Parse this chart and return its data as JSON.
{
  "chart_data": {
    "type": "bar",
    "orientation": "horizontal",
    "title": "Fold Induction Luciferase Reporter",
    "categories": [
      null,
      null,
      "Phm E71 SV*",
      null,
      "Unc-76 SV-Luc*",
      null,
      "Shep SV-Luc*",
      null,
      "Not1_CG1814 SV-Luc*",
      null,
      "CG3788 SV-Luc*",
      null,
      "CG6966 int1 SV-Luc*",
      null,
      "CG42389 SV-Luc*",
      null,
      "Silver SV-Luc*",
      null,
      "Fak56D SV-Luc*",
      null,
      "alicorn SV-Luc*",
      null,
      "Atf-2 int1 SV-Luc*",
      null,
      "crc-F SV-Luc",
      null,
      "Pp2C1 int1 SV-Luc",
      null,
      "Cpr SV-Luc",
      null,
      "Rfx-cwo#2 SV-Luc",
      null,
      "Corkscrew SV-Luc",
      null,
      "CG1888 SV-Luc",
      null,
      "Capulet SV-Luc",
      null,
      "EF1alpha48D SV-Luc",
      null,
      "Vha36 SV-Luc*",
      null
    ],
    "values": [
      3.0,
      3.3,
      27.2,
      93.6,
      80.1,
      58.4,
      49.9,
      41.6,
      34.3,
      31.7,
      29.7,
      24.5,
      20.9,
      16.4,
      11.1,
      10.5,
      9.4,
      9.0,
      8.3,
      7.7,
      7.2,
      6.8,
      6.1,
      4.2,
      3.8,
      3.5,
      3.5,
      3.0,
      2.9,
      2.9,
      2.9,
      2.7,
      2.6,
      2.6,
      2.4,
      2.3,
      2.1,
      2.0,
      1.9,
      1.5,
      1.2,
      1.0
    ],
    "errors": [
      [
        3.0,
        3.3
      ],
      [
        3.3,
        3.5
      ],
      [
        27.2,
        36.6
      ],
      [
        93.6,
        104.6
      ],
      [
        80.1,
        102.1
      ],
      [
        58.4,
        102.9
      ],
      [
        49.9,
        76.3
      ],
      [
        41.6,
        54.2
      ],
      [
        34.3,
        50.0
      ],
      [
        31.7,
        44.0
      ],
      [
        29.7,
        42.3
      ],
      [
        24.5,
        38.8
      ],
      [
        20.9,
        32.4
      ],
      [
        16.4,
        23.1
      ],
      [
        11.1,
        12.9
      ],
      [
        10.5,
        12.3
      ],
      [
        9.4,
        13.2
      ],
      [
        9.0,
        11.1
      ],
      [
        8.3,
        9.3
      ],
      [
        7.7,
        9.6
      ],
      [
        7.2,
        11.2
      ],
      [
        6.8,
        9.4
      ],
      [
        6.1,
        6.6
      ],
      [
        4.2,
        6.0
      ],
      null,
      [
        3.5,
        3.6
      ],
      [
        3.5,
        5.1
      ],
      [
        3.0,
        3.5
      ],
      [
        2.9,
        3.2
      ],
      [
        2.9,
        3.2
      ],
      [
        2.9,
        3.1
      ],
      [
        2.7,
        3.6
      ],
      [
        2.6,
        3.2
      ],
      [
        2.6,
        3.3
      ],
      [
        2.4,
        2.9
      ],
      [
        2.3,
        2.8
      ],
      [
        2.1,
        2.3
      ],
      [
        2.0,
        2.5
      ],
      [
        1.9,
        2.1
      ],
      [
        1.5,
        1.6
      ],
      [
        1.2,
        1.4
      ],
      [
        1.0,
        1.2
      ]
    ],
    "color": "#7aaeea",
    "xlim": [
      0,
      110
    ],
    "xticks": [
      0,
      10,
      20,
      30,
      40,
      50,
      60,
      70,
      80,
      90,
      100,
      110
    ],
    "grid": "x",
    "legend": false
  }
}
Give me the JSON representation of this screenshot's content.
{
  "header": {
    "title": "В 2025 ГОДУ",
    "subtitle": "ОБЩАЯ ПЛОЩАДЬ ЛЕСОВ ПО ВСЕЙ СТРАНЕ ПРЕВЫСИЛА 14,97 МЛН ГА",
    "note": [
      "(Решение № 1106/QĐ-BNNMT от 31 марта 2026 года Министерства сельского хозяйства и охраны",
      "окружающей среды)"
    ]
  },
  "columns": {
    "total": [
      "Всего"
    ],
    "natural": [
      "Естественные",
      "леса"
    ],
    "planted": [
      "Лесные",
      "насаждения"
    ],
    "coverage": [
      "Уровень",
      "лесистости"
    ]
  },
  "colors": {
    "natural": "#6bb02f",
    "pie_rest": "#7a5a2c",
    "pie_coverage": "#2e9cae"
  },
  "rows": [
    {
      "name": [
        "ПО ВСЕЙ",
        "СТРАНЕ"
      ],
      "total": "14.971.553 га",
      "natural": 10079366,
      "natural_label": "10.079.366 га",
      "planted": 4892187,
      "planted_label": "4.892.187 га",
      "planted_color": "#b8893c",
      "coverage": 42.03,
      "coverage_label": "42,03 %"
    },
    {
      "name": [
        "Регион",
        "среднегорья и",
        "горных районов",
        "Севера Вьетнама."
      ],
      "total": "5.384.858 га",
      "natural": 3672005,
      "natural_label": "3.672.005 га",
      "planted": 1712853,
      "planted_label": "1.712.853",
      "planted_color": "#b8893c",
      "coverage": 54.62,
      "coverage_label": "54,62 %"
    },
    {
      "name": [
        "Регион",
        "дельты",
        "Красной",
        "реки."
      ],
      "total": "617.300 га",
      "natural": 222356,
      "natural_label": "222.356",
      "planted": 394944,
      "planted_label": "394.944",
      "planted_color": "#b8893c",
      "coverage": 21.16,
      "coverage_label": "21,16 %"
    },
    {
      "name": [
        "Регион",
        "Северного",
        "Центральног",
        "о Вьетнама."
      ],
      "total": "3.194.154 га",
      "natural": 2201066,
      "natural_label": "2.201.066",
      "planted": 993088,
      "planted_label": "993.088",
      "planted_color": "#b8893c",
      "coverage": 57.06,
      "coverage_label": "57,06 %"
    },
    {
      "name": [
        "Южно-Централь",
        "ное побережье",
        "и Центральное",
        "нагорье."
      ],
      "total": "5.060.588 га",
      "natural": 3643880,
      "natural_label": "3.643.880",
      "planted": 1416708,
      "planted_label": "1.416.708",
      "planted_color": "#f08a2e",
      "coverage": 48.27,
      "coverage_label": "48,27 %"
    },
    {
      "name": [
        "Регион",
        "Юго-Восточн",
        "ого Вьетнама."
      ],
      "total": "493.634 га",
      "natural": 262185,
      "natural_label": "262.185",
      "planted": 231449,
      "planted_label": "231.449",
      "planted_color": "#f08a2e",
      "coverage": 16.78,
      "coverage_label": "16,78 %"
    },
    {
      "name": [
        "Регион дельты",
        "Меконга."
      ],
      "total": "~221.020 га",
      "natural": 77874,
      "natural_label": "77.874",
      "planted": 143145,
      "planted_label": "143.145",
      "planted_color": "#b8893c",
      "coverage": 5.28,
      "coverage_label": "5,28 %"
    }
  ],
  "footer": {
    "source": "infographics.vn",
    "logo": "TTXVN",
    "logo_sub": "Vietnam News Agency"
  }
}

= Written task =
Copy out all of the lines above exactly.

= Task output =
Parse this chart and return its data as JSON.
{
  "chart_data": {
    "type": "bar",
    "orientation": "horizontal",
    "title": "Fold Induction Luciferase Reporter",
    "categories": [
      null,
      null,
      "Phm E71 SV*",
      null,
      "Unc-76 SV-Luc*",
      null,
      "Shep SV-Luc*",
      null,
      "Not1_CG1814 SV-Luc*",
      null,
      "CG3788 SV-Luc*",
      null,
      "CG6966 int1 SV-Luc*",
      null,
      "CG42389 SV-Luc*",
      null,
      "Silver SV-Luc*",
      null,
      "Fak56D SV-Luc*",
      null,
      "alicorn SV-Luc*",
      null,
      "Atf-2 int1 SV-Luc*",
      null,
      "crc-F SV-Luc",
      null,
      "Pp2C1 int1 SV-Luc",
      null,
      "Cpr SV-Luc",
      null,
      "Rfx-cwo#2 SV-Luc",
      null,
      "Corkscrew SV-Luc",
      null,
      "CG1888 SV-Luc",
      null,
      "Capulet SV-Luc",
      null,
      "EF1alpha48D SV-Luc",
      null,
      "Vha36 SV-Luc*",
      null
    ],
    "values": [
      3.0,
      3.3,
      27.2,
      93.6,
      80.1,
      58.4,
      49.9,
      41.6,
      34.3,
      31.7,
      29.7,
      24.5,
      20.9,
      16.4,
      11.1,
      10.5,
      9.4,
      9.0,
      8.3,
      7.7,
      7.2,
      6.8,
      6.1,
      4.2,
      3.8,
      3.5,
      3.5,
      3.0,
      2.9,
      2.9,
      2.9,
      2.7,
      2.6,
      2.6,
      2.4,
      2.3,
      2.1,
      2.0,
      1.9,
      1.5,
      1.2,
      1.0
    ],
    "errors": [
      [
        3.0,
        3.3
      ],
      [
        3.3,
        3.5
      ],
      [
        27.2,
        36.6
      ],
      [
        93.6,
        104.6
      ],
      [
        80.1,
        102.1
      ],
      [
        58.4,
        102.9
      ],
      [
        49.9,
        76.3
      ],
      [
        41.6,
        54.2
      ],
      [
        34.3,
        50.0
      ],
      [
        31.7,
        44.0
      ],
      [
        29.7,
        42.3
      ],
      [
        24.5,
        38.8
      ],
      [
        20.9,
        32.4
      ],
      [
        16.4,
        23.1
      ],
      [
        11.1,
        12.9
      ],
      [
        10.5,
        12.3
      ],
      [
        9.4,
        13.2
      ],
      [
        9.0,
        11.1
      ],
      [
        8.3,
        9.3
      ],
      [
        7.7,
        9.6
      ],
      [
        7.2,
        11.2
      ],
      [
        6.8,
        9.4
      ],
      [
        6.1,
        6.6
      ],
      [
        4.2,
        6.0
      ],
      null,
      [
        3.5,
        3.6
      ],
      [
        3.5,
        5.1
      ],
      [
        3.0,
        3.5
      ],
      [
        2.9,
        3.2
      ],
      [
        2.9,
        3.2
      ],
      [
        2.9,
        3.1
      ],
      [
        2.7,
        3.6
      ],
      [
        2.6,
        3.2
      ],
      [
        2.6,
        3.3
      ],
      [
        2.4,
        2.9
      ],
      [
        2.3,
        2.8
      ],
      [
        2.1,
        2.3
      ],
      [
        2.0,
        2.5
      ],
      [
        1.9,
        2.1
      ],
      [
        1.5,
        1.6
      ],
      [
        1.2,
        1.4
      ],
      [
        1.0,
        1.2
      ]
    ],
    "color": "#7aaeea",
    "xlim": [
      0,
      110
    ],
    "xticks": [
      0,
      10,
      20,
      30,
      40,
      50,
      60,
      70,
      80,
      90,
      100,
      110
    ],
    "grid": "x",
    "legend": false
  }
}
Give me the JSON representation of this screenshot's content.
{
  "header": {
    "title": "В 2025 ГОДУ",
    "subtitle": "ОБЩАЯ ПЛОЩАДЬ ЛЕСОВ ПО ВСЕЙ СТРАНЕ ПРЕВЫСИЛА 14,97 МЛН ГА",
    "note": [
      "(Решение № 1106/QĐ-BNNMT от 31 марта 2026 года Министерства сельского хозяйства и охраны",
      "окружающей среды)"
    ]
  },
  "columns": {
    "total": [
      "Всего"
    ],
    "natural": [
      "Естественные",
      "леса"
    ],
    "planted": [
      "Лесные",
      "насаждения"
    ],
    "coverage": [
      "Уровень",
      "лесистости"
    ]
  },
  "colors": {
    "natural": "#6bb02f",
    "pie_rest": "#7a5a2c",
    "pie_coverage": "#2e9cae"
  },
  "rows": [
    {
      "name": [
        "ПО ВСЕЙ",
        "СТРАНЕ"
      ],
      "total": "14.971.553 га",
      "natural": 10079366,
      "natural_label": "10.079.366 га",
      "planted": 4892187,
      "planted_label": "4.892.187 га",
      "planted_color": "#b8893c",
      "coverage": 42.03,
      "coverage_label": "42,03 %"
    },
    {
      "name": [
        "Регион",
        "среднегорья и",
        "горных районов",
        "Севера Вьетнама."
      ],
      "total": "5.384.858 га",
      "natural": 3672005,
      "natural_label": "3.672.005 га",
      "planted": 1712853,
      "planted_label": "1.712.853",
      "planted_color": "#b8893c",
      "coverage": 54.62,
      "coverage_label": "54,62 %"
    },
    {
      "name": [
        "Регион",
        "дельты",
        "Красной",
        "реки."
      ],
      "total": "617.300 га",
      "natural": 222356,
      "natural_label": "222.356",
      "planted": 394944,
      "planted_label": "394.944",
      "planted_color": "#b8893c",
      "coverage": 21.16,
      "coverage_label": "21,16 %"
    },
    {
      "name": [
        "Регион",
        "Северного",
        "Центральног",
        "о Вьетнама."
      ],
      "total": "3.194.154 га",
      "natural": 2201066,
      "natural_label": "2.201.066",
      "planted": 993088,
      "planted_label": "993.088",
      "planted_color": "#b8893c",
      "coverage": 57.06,
      "coverage_label": "57,06 %"
    },
    {
      "name": [
        "Южно-Централь",
        "ное побережье",
        "и Центральное",
        "нагорье."
      ],
      "total": "5.060.588 га",
      "natural": 3643880,
      "natural_label": "3.643.880",
      "planted": 1416708,
      "planted_label": "1.416.708",
      "planted_color": "#f08a2e",
      "coverage": 48.27,
      "coverage_label": "48,27 %"
    },
    {
      "name": [
        "Регион",
        "Юго-Восточн",
        "ого Вьетнама."
      ],
      "total": "493.634 га",
      "natural": 262185,
      "natural_label": "262.185",
      "planted": 231449,
      "planted_label": "231.449",
      "planted_color": "#f08a2e",
      "coverage": 16.78,
      "coverage_label": "16,78 %"
    },
    {
      "name": [
        "Регион дельты",
        "Меконга."
      ],
      "total": "~221.020 га",
      "natural": 77874,
      "natural_label": "77.874",
      "planted": 143145,
      "planted_label": "143.145",
      "planted_color": "#b8893c",
      "coverage": 5.28,
      "coverage_label": "5,28 %"
    }
  ],
  "footer": {
    "source": "infographics.vn",
    "logo": "TTXVN",
    "logo_sub": "Vietnam News Agency"
  }
}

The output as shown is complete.